-------- DATA EXCERPTS
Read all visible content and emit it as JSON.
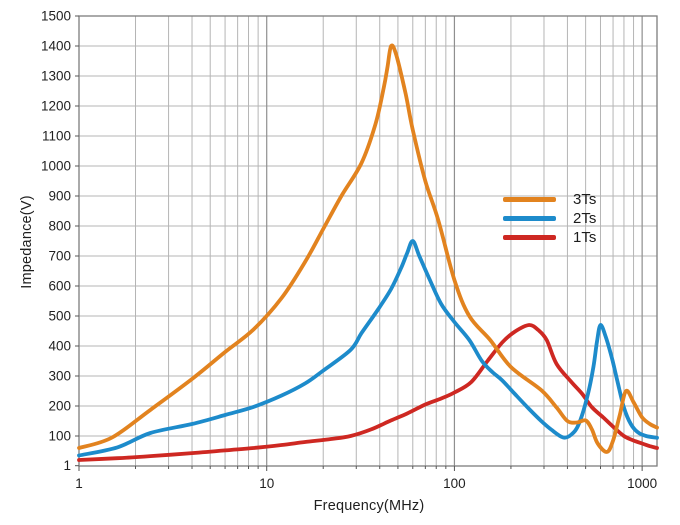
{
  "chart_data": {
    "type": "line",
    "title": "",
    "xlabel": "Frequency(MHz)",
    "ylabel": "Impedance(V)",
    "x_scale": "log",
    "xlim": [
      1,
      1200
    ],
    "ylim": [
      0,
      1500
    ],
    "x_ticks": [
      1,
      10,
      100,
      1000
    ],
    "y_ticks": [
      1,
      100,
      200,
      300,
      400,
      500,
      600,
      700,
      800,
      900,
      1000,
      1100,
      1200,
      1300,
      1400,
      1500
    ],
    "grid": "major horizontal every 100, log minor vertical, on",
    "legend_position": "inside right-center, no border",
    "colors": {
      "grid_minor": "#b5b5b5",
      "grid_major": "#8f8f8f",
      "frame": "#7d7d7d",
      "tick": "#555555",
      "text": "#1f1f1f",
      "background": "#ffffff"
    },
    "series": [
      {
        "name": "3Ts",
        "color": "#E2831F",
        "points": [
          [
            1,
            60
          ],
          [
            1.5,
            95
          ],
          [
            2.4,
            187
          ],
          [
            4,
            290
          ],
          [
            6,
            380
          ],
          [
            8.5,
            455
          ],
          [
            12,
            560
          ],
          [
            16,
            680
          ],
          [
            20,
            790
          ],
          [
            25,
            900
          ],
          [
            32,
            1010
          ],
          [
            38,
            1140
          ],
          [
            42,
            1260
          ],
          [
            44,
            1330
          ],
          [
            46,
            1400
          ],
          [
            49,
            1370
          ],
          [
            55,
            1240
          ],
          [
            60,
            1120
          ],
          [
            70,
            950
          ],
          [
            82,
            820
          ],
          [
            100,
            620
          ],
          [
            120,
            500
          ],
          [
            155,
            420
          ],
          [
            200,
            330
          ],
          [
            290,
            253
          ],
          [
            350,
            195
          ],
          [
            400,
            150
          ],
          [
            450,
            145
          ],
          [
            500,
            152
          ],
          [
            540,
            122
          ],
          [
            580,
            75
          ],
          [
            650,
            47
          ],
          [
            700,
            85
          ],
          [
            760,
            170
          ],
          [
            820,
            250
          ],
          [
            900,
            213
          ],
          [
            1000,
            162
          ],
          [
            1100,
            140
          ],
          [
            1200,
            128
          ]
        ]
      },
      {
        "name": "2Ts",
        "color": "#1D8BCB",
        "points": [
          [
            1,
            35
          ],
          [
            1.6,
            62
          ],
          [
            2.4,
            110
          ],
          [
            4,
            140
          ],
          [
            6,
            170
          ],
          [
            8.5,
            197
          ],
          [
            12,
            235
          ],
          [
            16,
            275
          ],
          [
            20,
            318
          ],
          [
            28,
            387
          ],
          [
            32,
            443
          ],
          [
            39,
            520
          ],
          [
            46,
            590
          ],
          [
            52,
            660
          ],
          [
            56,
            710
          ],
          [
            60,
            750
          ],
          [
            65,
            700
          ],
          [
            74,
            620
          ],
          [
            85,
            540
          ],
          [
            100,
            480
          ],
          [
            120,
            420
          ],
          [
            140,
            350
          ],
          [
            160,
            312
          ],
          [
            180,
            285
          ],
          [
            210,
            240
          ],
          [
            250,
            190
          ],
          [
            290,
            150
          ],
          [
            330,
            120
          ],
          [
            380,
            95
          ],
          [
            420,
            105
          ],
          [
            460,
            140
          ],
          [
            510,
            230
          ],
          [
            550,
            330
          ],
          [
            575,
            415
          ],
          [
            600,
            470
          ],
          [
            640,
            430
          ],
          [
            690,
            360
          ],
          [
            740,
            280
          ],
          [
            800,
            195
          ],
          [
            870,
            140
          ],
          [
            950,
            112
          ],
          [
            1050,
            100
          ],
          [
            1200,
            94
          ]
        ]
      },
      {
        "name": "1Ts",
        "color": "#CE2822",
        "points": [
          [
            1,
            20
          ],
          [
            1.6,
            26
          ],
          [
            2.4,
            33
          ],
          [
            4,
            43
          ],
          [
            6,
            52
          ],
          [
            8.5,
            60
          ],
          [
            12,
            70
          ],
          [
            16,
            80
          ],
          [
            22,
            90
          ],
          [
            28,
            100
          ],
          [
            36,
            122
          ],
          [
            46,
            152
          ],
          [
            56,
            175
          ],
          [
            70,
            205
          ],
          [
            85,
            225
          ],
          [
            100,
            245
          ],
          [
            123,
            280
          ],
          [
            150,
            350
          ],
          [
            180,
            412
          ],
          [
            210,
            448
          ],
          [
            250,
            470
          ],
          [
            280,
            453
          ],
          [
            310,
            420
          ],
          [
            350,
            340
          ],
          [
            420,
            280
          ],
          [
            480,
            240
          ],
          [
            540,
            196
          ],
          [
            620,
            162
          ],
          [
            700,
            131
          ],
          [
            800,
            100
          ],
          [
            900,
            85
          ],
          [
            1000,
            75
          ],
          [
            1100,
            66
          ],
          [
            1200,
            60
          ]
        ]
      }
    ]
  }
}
----------------
-------- DATA EXCERPTS
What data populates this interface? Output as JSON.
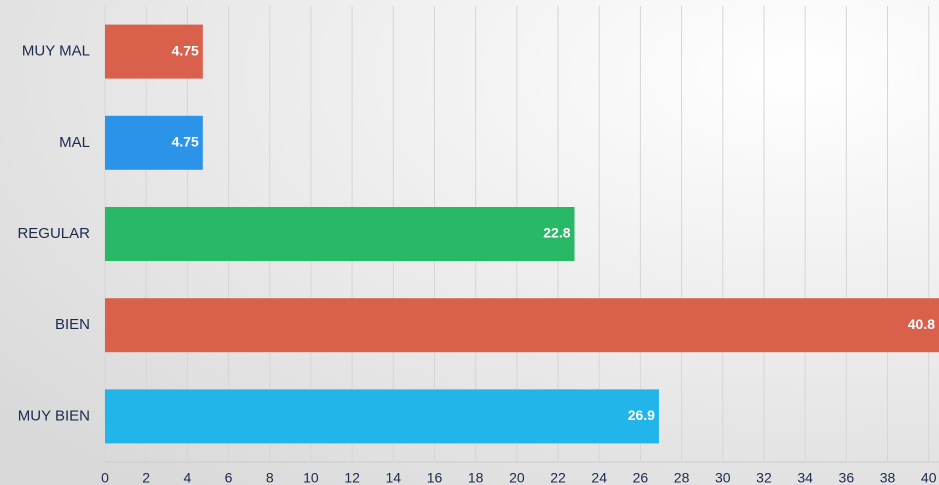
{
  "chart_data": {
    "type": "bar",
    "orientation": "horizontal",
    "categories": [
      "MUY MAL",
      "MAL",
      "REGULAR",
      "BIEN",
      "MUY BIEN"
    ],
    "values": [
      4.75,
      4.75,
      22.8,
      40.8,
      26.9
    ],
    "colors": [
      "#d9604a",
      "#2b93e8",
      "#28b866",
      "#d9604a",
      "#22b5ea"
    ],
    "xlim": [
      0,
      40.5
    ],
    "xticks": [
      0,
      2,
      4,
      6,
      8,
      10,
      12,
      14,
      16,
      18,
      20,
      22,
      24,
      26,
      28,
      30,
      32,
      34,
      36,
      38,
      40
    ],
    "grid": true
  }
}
----------------
-------- DATA EXCERPTS
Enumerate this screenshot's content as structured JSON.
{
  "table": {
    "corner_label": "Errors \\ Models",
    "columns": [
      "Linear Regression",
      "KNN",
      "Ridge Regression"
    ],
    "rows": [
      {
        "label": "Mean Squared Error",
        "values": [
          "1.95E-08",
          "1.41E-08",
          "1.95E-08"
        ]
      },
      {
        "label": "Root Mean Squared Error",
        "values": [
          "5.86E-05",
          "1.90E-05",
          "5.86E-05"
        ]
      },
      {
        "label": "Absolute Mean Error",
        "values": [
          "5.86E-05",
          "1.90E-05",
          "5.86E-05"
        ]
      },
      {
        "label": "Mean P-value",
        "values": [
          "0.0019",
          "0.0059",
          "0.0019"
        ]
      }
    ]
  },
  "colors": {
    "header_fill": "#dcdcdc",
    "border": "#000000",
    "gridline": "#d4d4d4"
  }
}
----------------
**WORK REQUIRED:**
Identify the lines in the entries above that contain "Squared", then copy them out.

**REPLY TO THE EXERCISE:**
        "label": "Mean Squared Error",
        "label": "Root Mean Squared Error",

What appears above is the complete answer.